# ENTRIES SUPPLIED:
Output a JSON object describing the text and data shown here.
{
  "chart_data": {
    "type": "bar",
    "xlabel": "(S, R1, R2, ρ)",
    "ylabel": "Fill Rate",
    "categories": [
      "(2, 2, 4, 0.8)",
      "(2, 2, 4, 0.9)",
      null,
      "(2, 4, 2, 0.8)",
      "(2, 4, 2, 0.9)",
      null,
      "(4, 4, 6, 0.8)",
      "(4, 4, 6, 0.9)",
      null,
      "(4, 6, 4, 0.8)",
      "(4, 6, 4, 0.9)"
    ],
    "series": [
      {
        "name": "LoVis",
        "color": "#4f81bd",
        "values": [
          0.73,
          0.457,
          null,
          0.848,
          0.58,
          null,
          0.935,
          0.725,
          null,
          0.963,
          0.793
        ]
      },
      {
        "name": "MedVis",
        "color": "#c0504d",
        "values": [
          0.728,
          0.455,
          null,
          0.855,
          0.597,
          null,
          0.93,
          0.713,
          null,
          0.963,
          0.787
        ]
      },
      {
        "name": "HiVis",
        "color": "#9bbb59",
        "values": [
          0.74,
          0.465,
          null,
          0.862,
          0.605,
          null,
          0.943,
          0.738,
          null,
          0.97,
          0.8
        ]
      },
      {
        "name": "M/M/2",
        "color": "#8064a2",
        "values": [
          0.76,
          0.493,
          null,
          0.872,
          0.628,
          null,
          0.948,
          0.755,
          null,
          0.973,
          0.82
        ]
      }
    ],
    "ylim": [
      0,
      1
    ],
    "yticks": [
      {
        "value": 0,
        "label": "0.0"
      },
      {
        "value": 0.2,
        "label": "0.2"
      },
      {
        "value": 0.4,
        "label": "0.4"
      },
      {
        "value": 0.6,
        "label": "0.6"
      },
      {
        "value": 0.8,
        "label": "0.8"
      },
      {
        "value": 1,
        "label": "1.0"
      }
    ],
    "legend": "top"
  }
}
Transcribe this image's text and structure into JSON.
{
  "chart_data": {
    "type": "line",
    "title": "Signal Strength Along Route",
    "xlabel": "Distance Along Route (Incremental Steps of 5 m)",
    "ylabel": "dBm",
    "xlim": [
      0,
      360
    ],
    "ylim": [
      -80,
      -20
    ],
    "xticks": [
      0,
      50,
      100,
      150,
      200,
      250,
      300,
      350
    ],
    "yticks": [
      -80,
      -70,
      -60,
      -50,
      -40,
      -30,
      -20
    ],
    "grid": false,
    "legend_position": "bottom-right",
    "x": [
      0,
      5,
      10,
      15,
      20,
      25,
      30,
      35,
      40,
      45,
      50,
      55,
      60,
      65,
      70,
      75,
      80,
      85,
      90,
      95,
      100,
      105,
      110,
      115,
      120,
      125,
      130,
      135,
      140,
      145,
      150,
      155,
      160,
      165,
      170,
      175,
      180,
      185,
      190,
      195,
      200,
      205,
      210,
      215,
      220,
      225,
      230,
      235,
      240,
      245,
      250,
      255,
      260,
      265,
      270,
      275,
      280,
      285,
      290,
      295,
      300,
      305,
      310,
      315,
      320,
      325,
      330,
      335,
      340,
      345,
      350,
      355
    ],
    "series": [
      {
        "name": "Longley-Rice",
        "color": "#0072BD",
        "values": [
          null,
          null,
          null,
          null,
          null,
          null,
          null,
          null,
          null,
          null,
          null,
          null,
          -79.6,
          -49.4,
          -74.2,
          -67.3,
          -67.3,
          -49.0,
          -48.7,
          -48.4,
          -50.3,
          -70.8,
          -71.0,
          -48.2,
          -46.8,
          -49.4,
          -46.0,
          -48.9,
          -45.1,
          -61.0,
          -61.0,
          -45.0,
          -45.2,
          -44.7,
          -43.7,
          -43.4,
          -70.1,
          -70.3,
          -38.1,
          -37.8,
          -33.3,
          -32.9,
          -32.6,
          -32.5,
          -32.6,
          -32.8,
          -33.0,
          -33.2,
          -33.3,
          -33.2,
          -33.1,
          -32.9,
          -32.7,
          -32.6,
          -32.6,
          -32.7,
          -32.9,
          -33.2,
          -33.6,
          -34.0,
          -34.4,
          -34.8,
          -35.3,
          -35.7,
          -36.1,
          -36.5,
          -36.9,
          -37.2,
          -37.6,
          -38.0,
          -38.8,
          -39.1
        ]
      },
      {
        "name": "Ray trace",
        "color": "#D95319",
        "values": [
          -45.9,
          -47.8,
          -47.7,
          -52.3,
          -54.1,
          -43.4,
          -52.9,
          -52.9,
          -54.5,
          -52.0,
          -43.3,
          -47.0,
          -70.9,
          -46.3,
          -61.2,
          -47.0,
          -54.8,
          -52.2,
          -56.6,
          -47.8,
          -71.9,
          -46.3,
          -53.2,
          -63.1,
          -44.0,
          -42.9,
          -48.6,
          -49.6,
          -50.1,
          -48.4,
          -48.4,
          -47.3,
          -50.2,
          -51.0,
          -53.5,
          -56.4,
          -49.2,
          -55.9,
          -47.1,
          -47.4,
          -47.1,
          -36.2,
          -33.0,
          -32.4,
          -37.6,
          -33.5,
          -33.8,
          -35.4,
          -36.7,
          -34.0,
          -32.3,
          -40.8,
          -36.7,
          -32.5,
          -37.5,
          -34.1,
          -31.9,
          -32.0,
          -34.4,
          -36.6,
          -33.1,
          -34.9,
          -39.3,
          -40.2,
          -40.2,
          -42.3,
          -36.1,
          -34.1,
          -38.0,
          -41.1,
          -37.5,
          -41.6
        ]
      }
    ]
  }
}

# DIRECTION:
Go through the entries and repeat each one exactly.

# WRITTEN ANSWER:
Output a JSON object describing the text and data shown here.
{
  "chart_data": {
    "type": "bar",
    "xlabel": "(S, R1, R2, ρ)",
    "ylabel": "Fill Rate",
    "categories": [
      "(2, 2, 4, 0.8)",
      "(2, 2, 4, 0.9)",
      null,
      "(2, 4, 2, 0.8)",
      "(2, 4, 2, 0.9)",
      null,
      "(4, 4, 6, 0.8)",
      "(4, 4, 6, 0.9)",
      null,
      "(4, 6, 4, 0.8)",
      "(4, 6, 4, 0.9)"
    ],
    "series": [
      {
        "name": "LoVis",
        "color": "#4f81bd",
        "values": [
          0.73,
          0.457,
          null,
          0.848,
          0.58,
          null,
          0.935,
          0.725,
          null,
          0.963,
          0.793
        ]
      },
      {
        "name": "MedVis",
        "color": "#c0504d",
        "values": [
          0.728,
          0.455,
          null,
          0.855,
          0.597,
          null,
          0.93,
          0.713,
          null,
          0.963,
          0.787
        ]
      },
      {
        "name": "HiVis",
        "color": "#9bbb59",
        "values": [
          0.74,
          0.465,
          null,
          0.862,
          0.605,
          null,
          0.943,
          0.738,
          null,
          0.97,
          0.8
        ]
      },
      {
        "name": "M/M/2",
        "color": "#8064a2",
        "values": [
          0.76,
          0.493,
          null,
          0.872,
          0.628,
          null,
          0.948,
          0.755,
          null,
          0.973,
          0.82
        ]
      }
    ],
    "ylim": [
      0,
      1
    ],
    "yticks": [
      {
        "value": 0,
        "label": "0.0"
      },
      {
        "value": 0.2,
        "label": "0.2"
      },
      {
        "value": 0.4,
        "label": "0.4"
      },
      {
        "value": 0.6,
        "label": "0.6"
      },
      {
        "value": 0.8,
        "label": "0.8"
      },
      {
        "value": 1,
        "label": "1.0"
      }
    ],
    "legend": "top"
  }
}
Transcribe this image's text and structure into JSON.
{
  "chart_data": {
    "type": "line",
    "title": "Signal Strength Along Route",
    "xlabel": "Distance Along Route (Incremental Steps of 5 m)",
    "ylabel": "dBm",
    "xlim": [
      0,
      360
    ],
    "ylim": [
      -80,
      -20
    ],
    "xticks": [
      0,
      50,
      100,
      150,
      200,
      250,
      300,
      350
    ],
    "yticks": [
      -80,
      -70,
      -60,
      -50,
      -40,
      -30,
      -20
    ],
    "grid": false,
    "legend_position": "bottom-right",
    "x": [
      0,
      5,
      10,
      15,
      20,
      25,
      30,
      35,
      40,
      45,
      50,
      55,
      60,
      65,
      70,
      75,
      80,
      85,
      90,
      95,
      100,
      105,
      110,
      115,
      120,
      125,
      130,
      135,
      140,
      145,
      150,
      155,
      160,
      165,
      170,
      175,
      180,
      185,
      190,
      195,
      200,
      205,
      210,
      215,
      220,
      225,
      230,
      235,
      240,
      245,
      250,
      255,
      260,
      265,
      270,
      275,
      280,
      285,
      290,
      295,
      300,
      305,
      310,
      315,
      320,
      325,
      330,
      335,
      340,
      345,
      350,
      355
    ],
    "series": [
      {
        "name": "Longley-Rice",
        "color": "#0072BD",
        "values": [
          null,
          null,
          null,
          null,
          null,
          null,
          null,
          null,
          null,
          null,
          null,
          null,
          -79.6,
          -49.4,
          -74.2,
          -67.3,
          -67.3,
          -49.0,
          -48.7,
          -48.4,
          -50.3,
          -70.8,
          -71.0,
          -48.2,
          -46.8,
          -49.4,
          -46.0,
          -48.9,
          -45.1,
          -61.0,
          -61.0,
          -45.0,
          -45.2,
          -44.7,
          -43.7,
          -43.4,
          -70.1,
          -70.3,
          -38.1,
          -37.8,
          -33.3,
          -32.9,
          -32.6,
          -32.5,
          -32.6,
          -32.8,
          -33.0,
          -33.2,
          -33.3,
          -33.2,
          -33.1,
          -32.9,
          -32.7,
          -32.6,
          -32.6,
          -32.7,
          -32.9,
          -33.2,
          -33.6,
          -34.0,
          -34.4,
          -34.8,
          -35.3,
          -35.7,
          -36.1,
          -36.5,
          -36.9,
          -37.2,
          -37.6,
          -38.0,
          -38.8,
          -39.1
        ]
      },
      {
        "name": "Ray trace",
        "color": "#D95319",
        "values": [
          -45.9,
          -47.8,
          -47.7,
          -52.3,
          -54.1,
          -43.4,
          -52.9,
          -52.9,
          -54.5,
          -52.0,
          -43.3,
          -47.0,
          -70.9,
          -46.3,
          -61.2,
          -47.0,
          -54.8,
          -52.2,
          -56.6,
          -47.8,
          -71.9,
          -46.3,
          -53.2,
          -63.1,
          -44.0,
          -42.9,
          -48.6,
          -49.6,
          -50.1,
          -48.4,
          -48.4,
          -47.3,
          -50.2,
          -51.0,
          -53.5,
          -56.4,
          -49.2,
          -55.9,
          -47.1,
          -47.4,
          -47.1,
          -36.2,
          -33.0,
          -32.4,
          -37.6,
          -33.5,
          -33.8,
          -35.4,
          -36.7,
          -34.0,
          -32.3,
          -40.8,
          -36.7,
          -32.5,
          -37.5,
          -34.1,
          -31.9,
          -32.0,
          -34.4,
          -36.6,
          -33.1,
          -34.9,
          -39.3,
          -40.2,
          -40.2,
          -42.3,
          -36.1,
          -34.1,
          -38.0,
          -41.1,
          -37.5,
          -41.6
        ]
      }
    ]
  }
}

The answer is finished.